REQUIRED WORK: The records that follow are to be transcribed in full, without their images.

Source records
========================================
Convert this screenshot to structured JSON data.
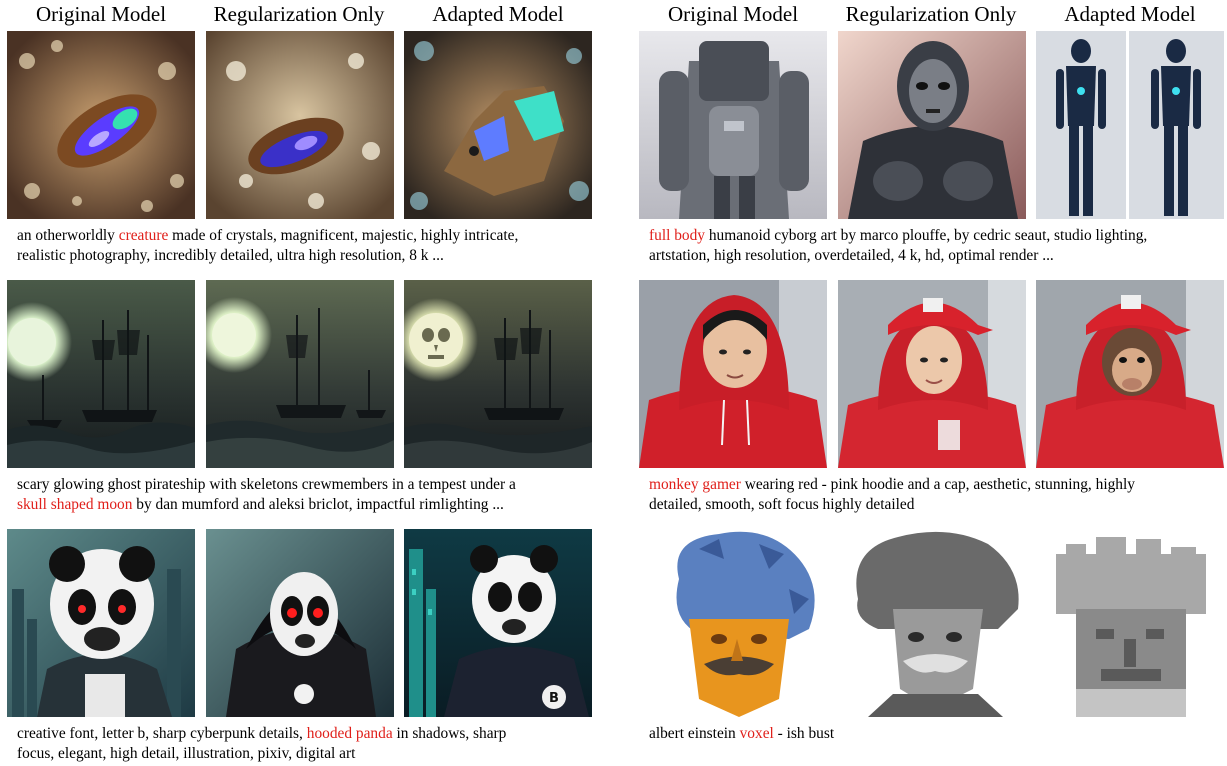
{
  "left": {
    "headers": [
      "Original Model",
      "Regularization Only",
      "Adapted Model"
    ],
    "rows": [
      {
        "subject": "crystal creature",
        "caption_lines": [
          [
            {
              "t": "an otherworldly "
            },
            {
              "t": "creature",
              "hl": true
            },
            {
              "t": " made of crystals, magnificent, majestic, highly intricate,"
            }
          ],
          [
            {
              "t": "realistic photography, incredibly detailed, ultra high resolution, 8 k ..."
            }
          ]
        ]
      },
      {
        "subject": "ghost pirate ships under a moon",
        "caption_lines": [
          [
            {
              "t": "scary glowing ghost pirateship with skeletons crewmembers in a tempest under a"
            }
          ],
          [
            {
              "t": "skull shaped moon",
              "hl": true
            },
            {
              "t": " by dan mumford and aleksi briclot, impactful rimlighting ..."
            }
          ]
        ]
      },
      {
        "subject": "panda in a hood, cyberpunk",
        "caption_lines": [
          [
            {
              "t": "creative font, letter b, sharp cyberpunk details, "
            },
            {
              "t": "hooded panda",
              "hl": true
            },
            {
              "t": " in shadows, sharp"
            }
          ],
          [
            {
              "t": "focus, elegant, high detail, illustration, pixiv, digital art"
            }
          ]
        ]
      }
    ]
  },
  "right": {
    "headers": [
      "Original Model",
      "Regularization Only",
      "Adapted Model"
    ],
    "rows": [
      {
        "subject": "humanoid cyborg",
        "caption_lines": [
          [
            {
              "t": "full body",
              "hl": true
            },
            {
              "t": " humanoid cyborg art by marco plouffe, by cedric seaut, studio lighting,"
            }
          ],
          [
            {
              "t": "artstation, high resolution, overdetailed, 4 k, hd, optimal render ..."
            }
          ]
        ]
      },
      {
        "subject": "person in red hoodie and cap",
        "caption_lines": [
          [
            {
              "t": "monkey gamer",
              "hl": true
            },
            {
              "t": " wearing red - pink hoodie and a cap, aesthetic, stunning, highly"
            }
          ],
          [
            {
              "t": "detailed, smooth, soft focus highly detailed"
            }
          ]
        ]
      },
      {
        "subject": "albert einstein bust",
        "caption_lines": [
          [
            {
              "t": "albert einstein "
            },
            {
              "t": "voxel",
              "hl": true
            },
            {
              "t": " - ish bust"
            }
          ]
        ]
      }
    ]
  },
  "colors": {
    "highlight": "#e0201b",
    "text": "#000000"
  }
}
========================================
EXERCISE SOLUTION:
Convert this screenshot to structured JSON data.
{
  "left": {
    "headers": [
      "Original Model",
      "Regularization Only",
      "Adapted Model"
    ],
    "rows": [
      {
        "subject": "crystal creature",
        "caption_lines": [
          [
            {
              "t": "an otherworldly "
            },
            {
              "t": "creature",
              "hl": true
            },
            {
              "t": " made of crystals, magnificent, majestic, highly intricate,"
            }
          ],
          [
            {
              "t": "realistic photography, incredibly detailed, ultra high resolution, 8 k ..."
            }
          ]
        ]
      },
      {
        "subject": "ghost pirate ships under a moon",
        "caption_lines": [
          [
            {
              "t": "scary glowing ghost pirateship with skeletons crewmembers in a tempest under a"
            }
          ],
          [
            {
              "t": "skull shaped moon",
              "hl": true
            },
            {
              "t": " by dan mumford and aleksi briclot, impactful rimlighting ..."
            }
          ]
        ]
      },
      {
        "subject": "panda in a hood, cyberpunk",
        "caption_lines": [
          [
            {
              "t": "creative font, letter b, sharp cyberpunk details, "
            },
            {
              "t": "hooded panda",
              "hl": true
            },
            {
              "t": " in shadows, sharp"
            }
          ],
          [
            {
              "t": "focus, elegant, high detail, illustration, pixiv, digital art"
            }
          ]
        ]
      }
    ]
  },
  "right": {
    "headers": [
      "Original Model",
      "Regularization Only",
      "Adapted Model"
    ],
    "rows": [
      {
        "subject": "humanoid cyborg",
        "caption_lines": [
          [
            {
              "t": "full body",
              "hl": true
            },
            {
              "t": " humanoid cyborg art by marco plouffe, by cedric seaut, studio lighting,"
            }
          ],
          [
            {
              "t": "artstation, high resolution, overdetailed, 4 k, hd, optimal render ..."
            }
          ]
        ]
      },
      {
        "subject": "person in red hoodie and cap",
        "caption_lines": [
          [
            {
              "t": "monkey gamer",
              "hl": true
            },
            {
              "t": " wearing red - pink hoodie and a cap, aesthetic, stunning, highly"
            }
          ],
          [
            {
              "t": "detailed, smooth, soft focus highly detailed"
            }
          ]
        ]
      },
      {
        "subject": "albert einstein bust",
        "caption_lines": [
          [
            {
              "t": "albert einstein "
            },
            {
              "t": "voxel",
              "hl": true
            },
            {
              "t": " - ish bust"
            }
          ]
        ]
      }
    ]
  },
  "colors": {
    "highlight": "#e0201b",
    "text": "#000000"
  }
}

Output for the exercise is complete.